### What you are asked to do
The records below must be copied in full; omit the images.

--- Supplied material ---

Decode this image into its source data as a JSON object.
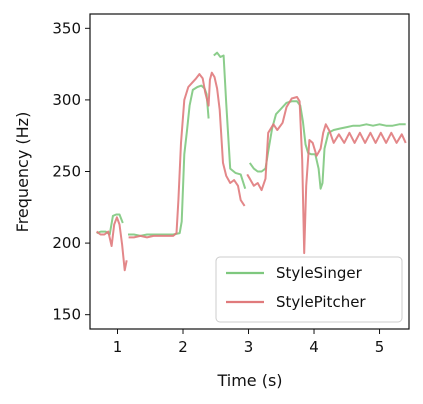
{
  "chart_data": {
    "type": "line",
    "xlabel": "Time (s)",
    "ylabel": "Frequency (Hz)",
    "xlim": [
      0.58,
      5.45
    ],
    "ylim": [
      140,
      360
    ],
    "xticks": [
      1,
      2,
      3,
      4,
      5
    ],
    "yticks": [
      150,
      200,
      250,
      300,
      350
    ],
    "grid": false,
    "legend_position": "lower-right",
    "series": [
      {
        "name": "StyleSinger",
        "color": "#7ec87e",
        "segments": [
          [
            [
              0.68,
              207
            ],
            [
              0.75,
              208
            ],
            [
              0.82,
              208
            ],
            [
              0.88,
              206
            ],
            [
              0.93,
              219
            ],
            [
              0.98,
              220
            ],
            [
              1.03,
              220
            ],
            [
              1.08,
              214
            ]
          ],
          [
            [
              1.16,
              206
            ],
            [
              1.25,
              206
            ],
            [
              1.35,
              205
            ],
            [
              1.45,
              206
            ],
            [
              1.55,
              206
            ],
            [
              1.65,
              206
            ],
            [
              1.75,
              206
            ],
            [
              1.85,
              206
            ],
            [
              1.95,
              207
            ],
            [
              1.98,
              215
            ],
            [
              2.02,
              262
            ],
            [
              2.06,
              278
            ],
            [
              2.1,
              296
            ],
            [
              2.15,
              307
            ],
            [
              2.22,
              309
            ],
            [
              2.28,
              310
            ],
            [
              2.33,
              308
            ],
            [
              2.36,
              304
            ],
            [
              2.39,
              287
            ]
          ],
          [
            [
              2.47,
              331
            ],
            [
              2.52,
              333
            ],
            [
              2.57,
              330
            ],
            [
              2.62,
              331
            ],
            [
              2.66,
              298
            ],
            [
              2.72,
              252
            ],
            [
              2.8,
              249
            ],
            [
              2.88,
              248
            ],
            [
              2.95,
              238
            ]
          ],
          [
            [
              3.02,
              256
            ],
            [
              3.08,
              252
            ],
            [
              3.14,
              250
            ],
            [
              3.2,
              250
            ],
            [
              3.26,
              252
            ],
            [
              3.3,
              264
            ],
            [
              3.36,
              280
            ],
            [
              3.42,
              290
            ],
            [
              3.5,
              294
            ],
            [
              3.58,
              298
            ],
            [
              3.66,
              299
            ],
            [
              3.74,
              299
            ],
            [
              3.79,
              296
            ],
            [
              3.83,
              285
            ],
            [
              3.87,
              269
            ],
            [
              3.91,
              263
            ],
            [
              3.96,
              262
            ],
            [
              4.02,
              262
            ],
            [
              4.07,
              252
            ],
            [
              4.1,
              238
            ],
            [
              4.13,
              242
            ],
            [
              4.16,
              266
            ],
            [
              4.22,
              277
            ],
            [
              4.3,
              279
            ],
            [
              4.4,
              280
            ],
            [
              4.5,
              281
            ],
            [
              4.6,
              282
            ],
            [
              4.7,
              282
            ],
            [
              4.8,
              283
            ],
            [
              4.9,
              282
            ],
            [
              5.0,
              283
            ],
            [
              5.1,
              282
            ],
            [
              5.2,
              282
            ],
            [
              5.3,
              283
            ],
            [
              5.4,
              283
            ]
          ]
        ]
      },
      {
        "name": "StylePitcher",
        "color": "#e07a7c",
        "segments": [
          [
            [
              0.68,
              208
            ],
            [
              0.74,
              206
            ],
            [
              0.8,
              206
            ],
            [
              0.86,
              208
            ],
            [
              0.91,
              198
            ],
            [
              0.95,
              213
            ],
            [
              0.99,
              218
            ],
            [
              1.03,
              213
            ],
            [
              1.07,
              199
            ],
            [
              1.11,
              181
            ],
            [
              1.14,
              188
            ]
          ],
          [
            [
              1.17,
              204
            ],
            [
              1.25,
              204
            ],
            [
              1.35,
              205
            ],
            [
              1.45,
              204
            ],
            [
              1.55,
              205
            ],
            [
              1.65,
              205
            ],
            [
              1.75,
              205
            ],
            [
              1.85,
              205
            ],
            [
              1.9,
              207
            ],
            [
              1.93,
              230
            ],
            [
              1.97,
              270
            ],
            [
              2.02,
              300
            ],
            [
              2.08,
              309
            ],
            [
              2.14,
              312
            ],
            [
              2.2,
              315
            ],
            [
              2.25,
              318
            ],
            [
              2.3,
              315
            ],
            [
              2.34,
              305
            ],
            [
              2.39,
              296
            ],
            [
              2.41,
              314
            ],
            [
              2.44,
              319
            ],
            [
              2.48,
              316
            ],
            [
              2.52,
              308
            ],
            [
              2.56,
              293
            ],
            [
              2.61,
              256
            ],
            [
              2.66,
              247
            ],
            [
              2.72,
              242
            ],
            [
              2.78,
              244
            ],
            [
              2.84,
              240
            ],
            [
              2.88,
              230
            ],
            [
              2.94,
              226
            ]
          ],
          [
            [
              2.98,
              248
            ],
            [
              3.02,
              245
            ],
            [
              3.08,
              240
            ],
            [
              3.14,
              242
            ],
            [
              3.2,
              237
            ],
            [
              3.26,
              245
            ],
            [
              3.3,
              277
            ],
            [
              3.38,
              283
            ],
            [
              3.44,
              279
            ],
            [
              3.52,
              284
            ],
            [
              3.58,
              295
            ],
            [
              3.66,
              301
            ],
            [
              3.74,
              302
            ],
            [
              3.78,
              299
            ],
            [
              3.82,
              258
            ],
            [
              3.85,
              193
            ],
            [
              3.88,
              240
            ],
            [
              3.93,
              272
            ],
            [
              3.98,
              270
            ],
            [
              4.04,
              261
            ],
            [
              4.1,
              266
            ],
            [
              4.14,
              277
            ],
            [
              4.18,
              283
            ],
            [
              4.24,
              278
            ],
            [
              4.3,
              270
            ],
            [
              4.38,
              276
            ],
            [
              4.46,
              270
            ],
            [
              4.54,
              277
            ],
            [
              4.62,
              270
            ],
            [
              4.7,
              277
            ],
            [
              4.78,
              270
            ],
            [
              4.86,
              277
            ],
            [
              4.94,
              270
            ],
            [
              5.02,
              277
            ],
            [
              5.1,
              270
            ],
            [
              5.18,
              277
            ],
            [
              5.26,
              270
            ],
            [
              5.34,
              276
            ],
            [
              5.4,
              270
            ]
          ]
        ]
      }
    ]
  }
}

---

### Written answer
Decode this image into its source data as a JSON object.
{
  "chart_data": {
    "type": "line",
    "xlabel": "Time (s)",
    "ylabel": "Frequency (Hz)",
    "xlim": [
      0.58,
      5.45
    ],
    "ylim": [
      140,
      360
    ],
    "xticks": [
      1,
      2,
      3,
      4,
      5
    ],
    "yticks": [
      150,
      200,
      250,
      300,
      350
    ],
    "grid": false,
    "legend_position": "lower-right",
    "series": [
      {
        "name": "StyleSinger",
        "color": "#7ec87e",
        "segments": [
          [
            [
              0.68,
              207
            ],
            [
              0.75,
              208
            ],
            [
              0.82,
              208
            ],
            [
              0.88,
              206
            ],
            [
              0.93,
              219
            ],
            [
              0.98,
              220
            ],
            [
              1.03,
              220
            ],
            [
              1.08,
              214
            ]
          ],
          [
            [
              1.16,
              206
            ],
            [
              1.25,
              206
            ],
            [
              1.35,
              205
            ],
            [
              1.45,
              206
            ],
            [
              1.55,
              206
            ],
            [
              1.65,
              206
            ],
            [
              1.75,
              206
            ],
            [
              1.85,
              206
            ],
            [
              1.95,
              207
            ],
            [
              1.98,
              215
            ],
            [
              2.02,
              262
            ],
            [
              2.06,
              278
            ],
            [
              2.1,
              296
            ],
            [
              2.15,
              307
            ],
            [
              2.22,
              309
            ],
            [
              2.28,
              310
            ],
            [
              2.33,
              308
            ],
            [
              2.36,
              304
            ],
            [
              2.39,
              287
            ]
          ],
          [
            [
              2.47,
              331
            ],
            [
              2.52,
              333
            ],
            [
              2.57,
              330
            ],
            [
              2.62,
              331
            ],
            [
              2.66,
              298
            ],
            [
              2.72,
              252
            ],
            [
              2.8,
              249
            ],
            [
              2.88,
              248
            ],
            [
              2.95,
              238
            ]
          ],
          [
            [
              3.02,
              256
            ],
            [
              3.08,
              252
            ],
            [
              3.14,
              250
            ],
            [
              3.2,
              250
            ],
            [
              3.26,
              252
            ],
            [
              3.3,
              264
            ],
            [
              3.36,
              280
            ],
            [
              3.42,
              290
            ],
            [
              3.5,
              294
            ],
            [
              3.58,
              298
            ],
            [
              3.66,
              299
            ],
            [
              3.74,
              299
            ],
            [
              3.79,
              296
            ],
            [
              3.83,
              285
            ],
            [
              3.87,
              269
            ],
            [
              3.91,
              263
            ],
            [
              3.96,
              262
            ],
            [
              4.02,
              262
            ],
            [
              4.07,
              252
            ],
            [
              4.1,
              238
            ],
            [
              4.13,
              242
            ],
            [
              4.16,
              266
            ],
            [
              4.22,
              277
            ],
            [
              4.3,
              279
            ],
            [
              4.4,
              280
            ],
            [
              4.5,
              281
            ],
            [
              4.6,
              282
            ],
            [
              4.7,
              282
            ],
            [
              4.8,
              283
            ],
            [
              4.9,
              282
            ],
            [
              5.0,
              283
            ],
            [
              5.1,
              282
            ],
            [
              5.2,
              282
            ],
            [
              5.3,
              283
            ],
            [
              5.4,
              283
            ]
          ]
        ]
      },
      {
        "name": "StylePitcher",
        "color": "#e07a7c",
        "segments": [
          [
            [
              0.68,
              208
            ],
            [
              0.74,
              206
            ],
            [
              0.8,
              206
            ],
            [
              0.86,
              208
            ],
            [
              0.91,
              198
            ],
            [
              0.95,
              213
            ],
            [
              0.99,
              218
            ],
            [
              1.03,
              213
            ],
            [
              1.07,
              199
            ],
            [
              1.11,
              181
            ],
            [
              1.14,
              188
            ]
          ],
          [
            [
              1.17,
              204
            ],
            [
              1.25,
              204
            ],
            [
              1.35,
              205
            ],
            [
              1.45,
              204
            ],
            [
              1.55,
              205
            ],
            [
              1.65,
              205
            ],
            [
              1.75,
              205
            ],
            [
              1.85,
              205
            ],
            [
              1.9,
              207
            ],
            [
              1.93,
              230
            ],
            [
              1.97,
              270
            ],
            [
              2.02,
              300
            ],
            [
              2.08,
              309
            ],
            [
              2.14,
              312
            ],
            [
              2.2,
              315
            ],
            [
              2.25,
              318
            ],
            [
              2.3,
              315
            ],
            [
              2.34,
              305
            ],
            [
              2.39,
              296
            ],
            [
              2.41,
              314
            ],
            [
              2.44,
              319
            ],
            [
              2.48,
              316
            ],
            [
              2.52,
              308
            ],
            [
              2.56,
              293
            ],
            [
              2.61,
              256
            ],
            [
              2.66,
              247
            ],
            [
              2.72,
              242
            ],
            [
              2.78,
              244
            ],
            [
              2.84,
              240
            ],
            [
              2.88,
              230
            ],
            [
              2.94,
              226
            ]
          ],
          [
            [
              2.98,
              248
            ],
            [
              3.02,
              245
            ],
            [
              3.08,
              240
            ],
            [
              3.14,
              242
            ],
            [
              3.2,
              237
            ],
            [
              3.26,
              245
            ],
            [
              3.3,
              277
            ],
            [
              3.38,
              283
            ],
            [
              3.44,
              279
            ],
            [
              3.52,
              284
            ],
            [
              3.58,
              295
            ],
            [
              3.66,
              301
            ],
            [
              3.74,
              302
            ],
            [
              3.78,
              299
            ],
            [
              3.82,
              258
            ],
            [
              3.85,
              193
            ],
            [
              3.88,
              240
            ],
            [
              3.93,
              272
            ],
            [
              3.98,
              270
            ],
            [
              4.04,
              261
            ],
            [
              4.1,
              266
            ],
            [
              4.14,
              277
            ],
            [
              4.18,
              283
            ],
            [
              4.24,
              278
            ],
            [
              4.3,
              270
            ],
            [
              4.38,
              276
            ],
            [
              4.46,
              270
            ],
            [
              4.54,
              277
            ],
            [
              4.62,
              270
            ],
            [
              4.7,
              277
            ],
            [
              4.78,
              270
            ],
            [
              4.86,
              277
            ],
            [
              4.94,
              270
            ],
            [
              5.02,
              277
            ],
            [
              5.1,
              270
            ],
            [
              5.18,
              277
            ],
            [
              5.26,
              270
            ],
            [
              5.34,
              276
            ],
            [
              5.4,
              270
            ]
          ]
        ]
      }
    ]
  }
}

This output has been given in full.